* BEGIN Material for the task *
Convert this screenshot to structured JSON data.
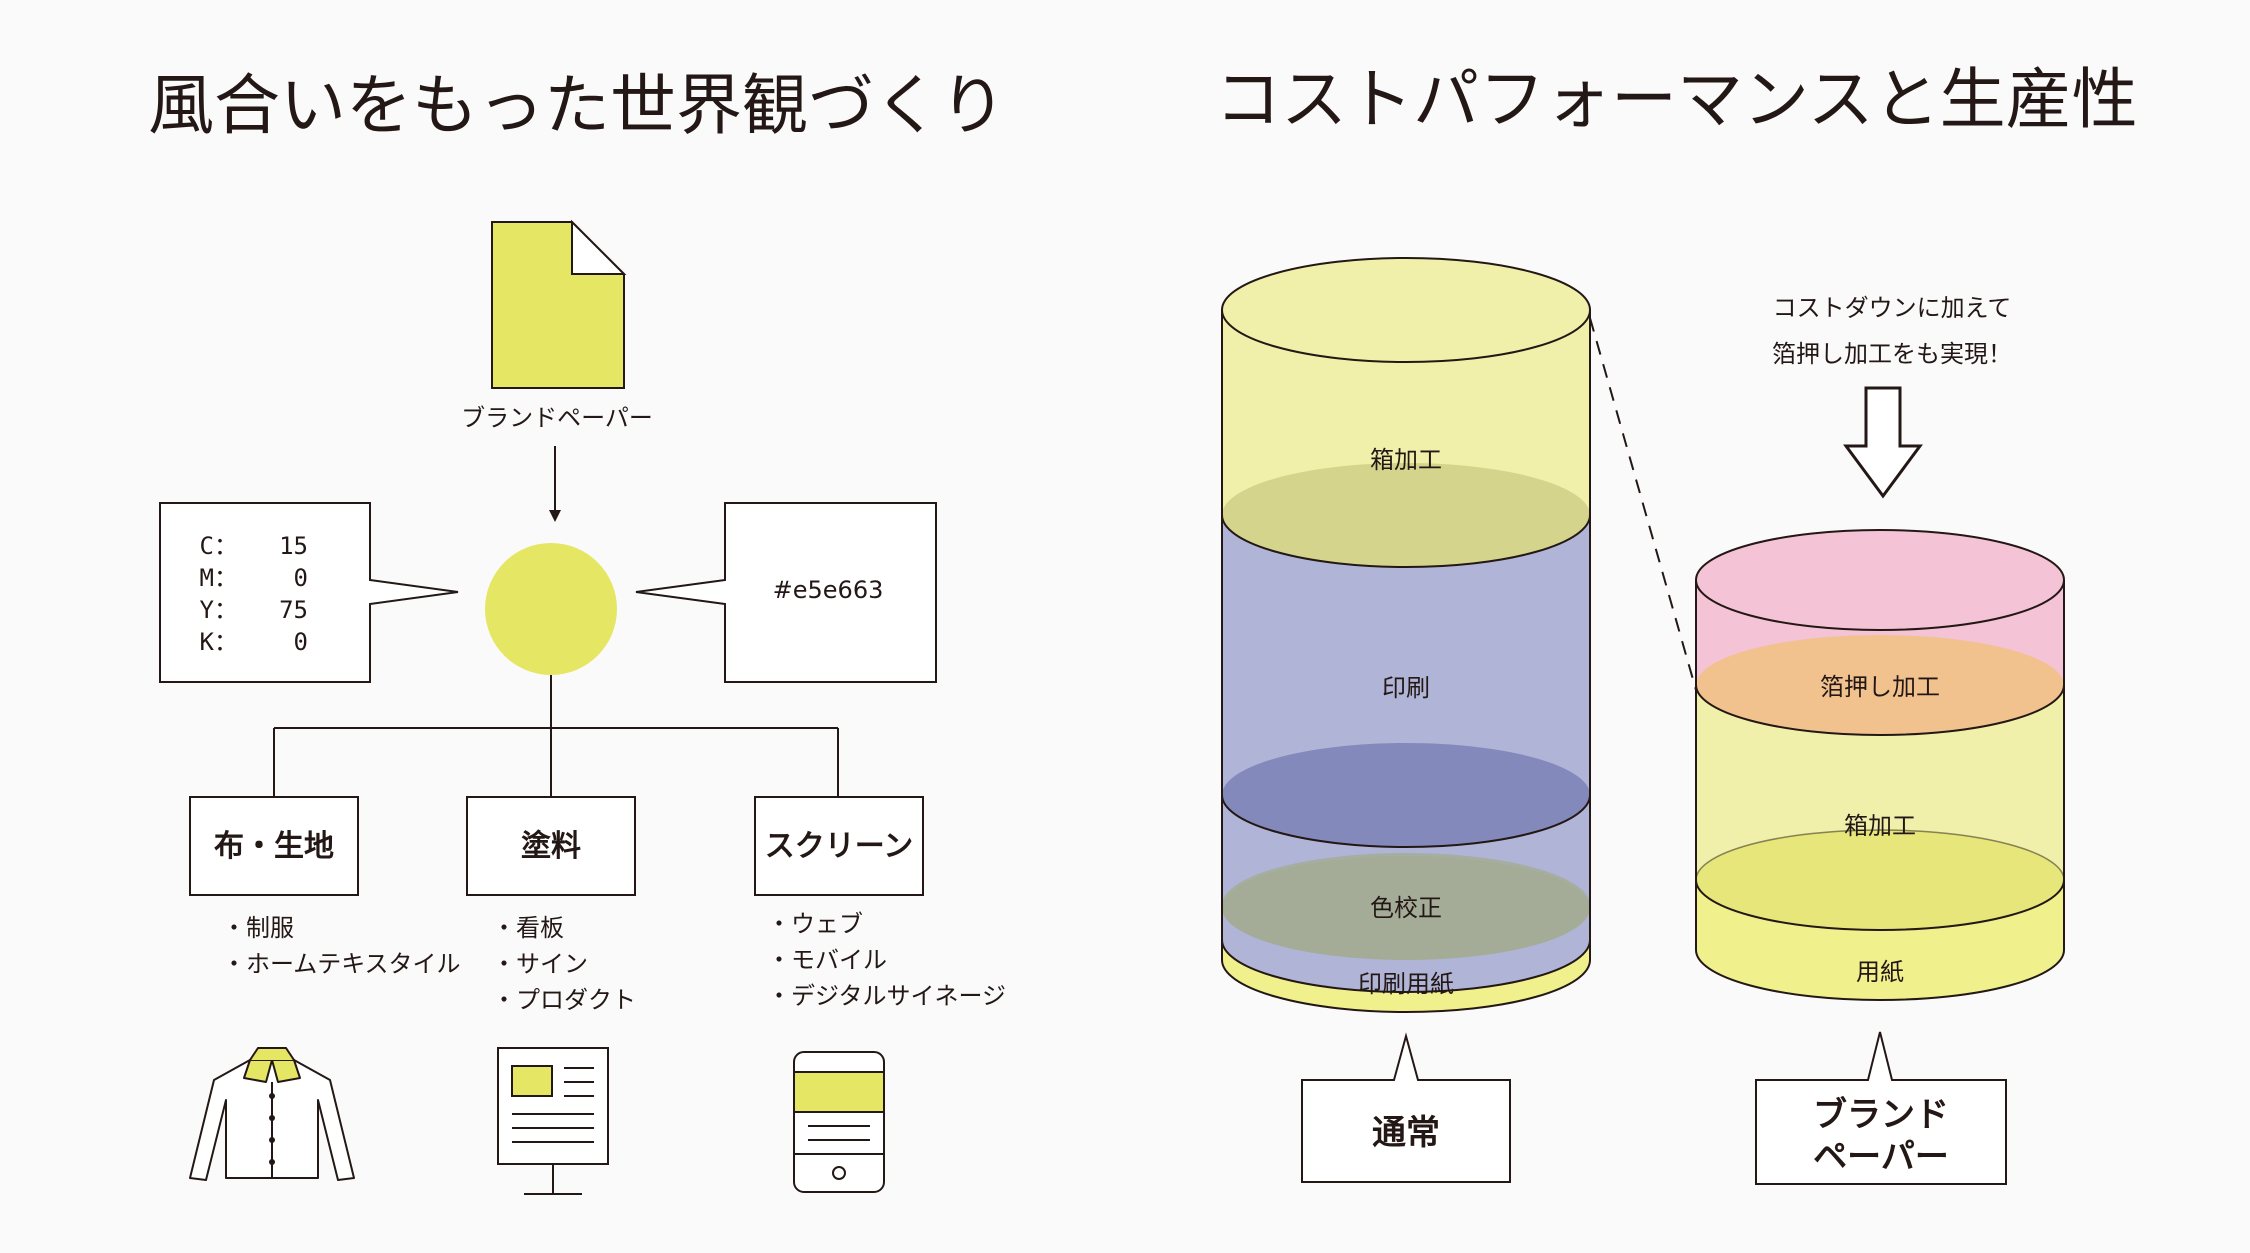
{
  "left": {
    "title": "風合いをもった世界観づくり",
    "paper_label": "ブランドペーパー",
    "cmyk": [
      {
        "k": "C：",
        "v": "15"
      },
      {
        "k": "M：",
        "v": "0"
      },
      {
        "k": "Y：",
        "v": "75"
      },
      {
        "k": "K：",
        "v": "0"
      }
    ],
    "hex": "#e5e663",
    "color": "#e5e663",
    "categories": [
      {
        "name": "布・生地",
        "items": [
          "・制服",
          "・ホームテキスタイル"
        ],
        "icon": "shirt-icon"
      },
      {
        "name": "塗料",
        "items": [
          "・看板",
          "・サイン",
          "・プロダクト"
        ],
        "icon": "signboard-icon"
      },
      {
        "name": "スクリーン",
        "items": [
          "・ウェブ",
          "・モバイル",
          "・デジタルサイネージ"
        ],
        "icon": "smartphone-icon"
      }
    ]
  },
  "right": {
    "title": "コストパフォーマンスと生産性",
    "note_line1": "コストダウンに加えて",
    "note_line2": "箔押し加工をも実現！",
    "normal": {
      "label": "通常",
      "layers": [
        "箱加工",
        "印刷",
        "色校正",
        "印刷用紙"
      ],
      "colors": {
        "box": "#f0f0aa",
        "print": "#b0b4d6",
        "print_top": "#8389bb",
        "proof": "#a4ac98",
        "paper": "#f0f08c"
      }
    },
    "brand": {
      "label_line1": "ブランド",
      "label_line2": "ペーパー",
      "layers": [
        "箔押し加工",
        "箱加工",
        "用紙"
      ],
      "colors": {
        "foil": "#f4c3d5",
        "foil_top": "#f1c28e",
        "box": "#f0f0aa",
        "paper": "#f0f08c"
      }
    }
  }
}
* END Material for the task *
**Aim of the task**
From the listing, copy each line containing the word "title".

**The solution**
    "title": "風合いをもった世界観づくり",
    "title": "コストパフォーマンスと生産性",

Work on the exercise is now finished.